[Extracted data entries]

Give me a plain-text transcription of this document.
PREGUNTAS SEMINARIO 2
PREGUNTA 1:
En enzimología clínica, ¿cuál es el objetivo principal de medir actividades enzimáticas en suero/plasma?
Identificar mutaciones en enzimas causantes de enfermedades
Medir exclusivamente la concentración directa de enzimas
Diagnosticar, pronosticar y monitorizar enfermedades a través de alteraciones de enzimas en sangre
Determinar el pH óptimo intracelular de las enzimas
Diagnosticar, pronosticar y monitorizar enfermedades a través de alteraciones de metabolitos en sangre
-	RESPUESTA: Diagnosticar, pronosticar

* [PROBLEM STATEMENT]
Look through the material and say how many lines hold "enzimas". Give the number only.

* [RESULT]
4